Direction
Output the records exactly as they appear, with no pictures included.

Provided data
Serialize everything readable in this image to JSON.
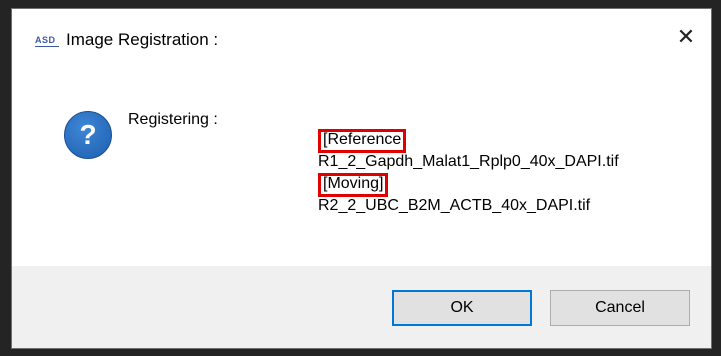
{
  "window": {
    "app_icon_text": "ASD",
    "title": "Image Registration :",
    "close_glyph": "✕"
  },
  "message": {
    "icon": "question-icon",
    "heading": "Registering :",
    "reference_tag": "[Reference",
    "reference_file": "R1_2_Gapdh_Malat1_Rplp0_40x_DAPI.tif",
    "moving_tag": "[Moving]",
    "moving_file": "R2_2_UBC_B2M_ACTB_40x_DAPI.tif"
  },
  "buttons": {
    "ok_label": "OK",
    "cancel_label": "Cancel"
  },
  "colors": {
    "highlight": "#e00000",
    "default_button_border": "#0078d7",
    "button_bar": "#f0f0f0"
  }
}
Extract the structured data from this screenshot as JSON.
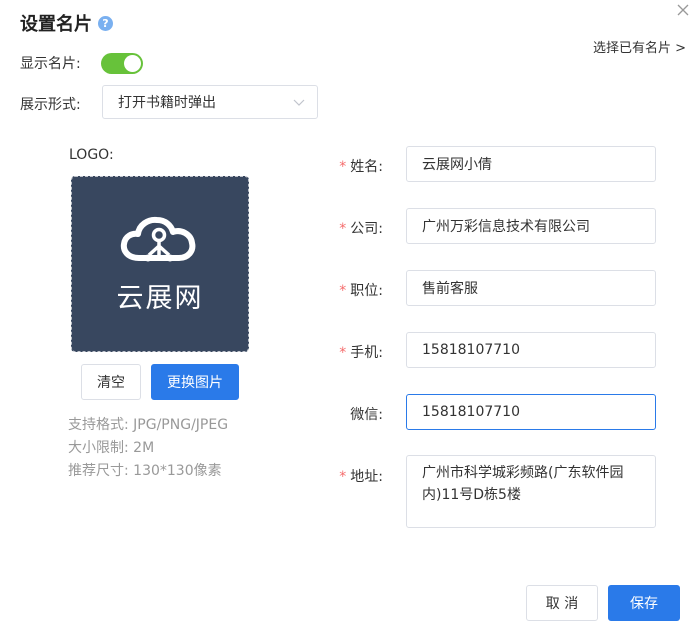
{
  "dialog": {
    "title": "设置名片",
    "help_icon": "question-circle-icon",
    "help_glyph": "?",
    "close_icon": "close-icon",
    "pick_existing_link": "选择已有名片 >"
  },
  "settings": {
    "show_card_label": "显示名片:",
    "show_card_enabled": true,
    "display_mode_label": "展示形式:",
    "display_mode_value": "打开书籍时弹出"
  },
  "logo": {
    "label": "LOGO:",
    "image_icon": "cloud-logo-icon",
    "image_text": "云展网",
    "clear_button": "清空",
    "replace_button": "更换图片",
    "hints": [
      "支持格式: JPG/PNG/JPEG",
      "大小限制: 2M",
      "推荐尺寸: 130*130像素"
    ]
  },
  "form": {
    "required_mark": "*",
    "name_label": "姓名:",
    "name_value": "云展网小倩",
    "company_label": "公司:",
    "company_value": "广州万彩信息技术有限公司",
    "position_label": "职位:",
    "position_value": "售前客服",
    "phone_label": "手机:",
    "phone_value": "15818107710",
    "wechat_label": "微信:",
    "wechat_value": "15818107710",
    "address_label": "地址:",
    "address_value": "广州市科学城彩频路(广东软件园内)11号D栋5楼"
  },
  "footer": {
    "cancel_button": "取 消",
    "save_button": "保存"
  },
  "colors": {
    "primary": "#2a7ae9",
    "toggle_on": "#67c23a",
    "logo_bg": "#38475f",
    "required": "#f56c6c"
  }
}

Task output
Serialize everything readable in this image to JSON.
{
  "window": {
    "app_icon_text": "ASD",
    "title": "Image Registration :",
    "close_glyph": "✕"
  },
  "message": {
    "icon": "question-icon",
    "heading": "Registering :",
    "reference_tag": "[Reference",
    "reference_file": "R1_2_Gapdh_Malat1_Rplp0_40x_DAPI.tif",
    "moving_tag": "[Moving]",
    "moving_file": "R2_2_UBC_B2M_ACTB_40x_DAPI.tif"
  },
  "buttons": {
    "ok_label": "OK",
    "cancel_label": "Cancel"
  },
  "colors": {
    "highlight": "#e00000",
    "default_button_border": "#0078d7",
    "button_bar": "#f0f0f0"
  }
}
Extract the structured data from this screenshot as JSON.
{
  "dialog": {
    "title": "设置名片",
    "help_icon": "question-circle-icon",
    "help_glyph": "?",
    "close_icon": "close-icon",
    "pick_existing_link": "选择已有名片 >"
  },
  "settings": {
    "show_card_label": "显示名片:",
    "show_card_enabled": true,
    "display_mode_label": "展示形式:",
    "display_mode_value": "打开书籍时弹出"
  },
  "logo": {
    "label": "LOGO:",
    "image_icon": "cloud-logo-icon",
    "image_text": "云展网",
    "clear_button": "清空",
    "replace_button": "更换图片",
    "hints": [
      "支持格式: JPG/PNG/JPEG",
      "大小限制: 2M",
      "推荐尺寸: 130*130像素"
    ]
  },
  "form": {
    "required_mark": "*",
    "name_label": "姓名:",
    "name_value": "云展网小倩",
    "company_label": "公司:",
    "company_value": "广州万彩信息技术有限公司",
    "position_label": "职位:",
    "position_value": "售前客服",
    "phone_label": "手机:",
    "phone_value": "15818107710",
    "wechat_label": "微信:",
    "wechat_value": "15818107710",
    "address_label": "地址:",
    "address_value": "广州市科学城彩频路(广东软件园内)11号D栋5楼"
  },
  "footer": {
    "cancel_button": "取 消",
    "save_button": "保存"
  },
  "colors": {
    "primary": "#2a7ae9",
    "toggle_on": "#67c23a",
    "logo_bg": "#38475f",
    "required": "#f56c6c"
  }
}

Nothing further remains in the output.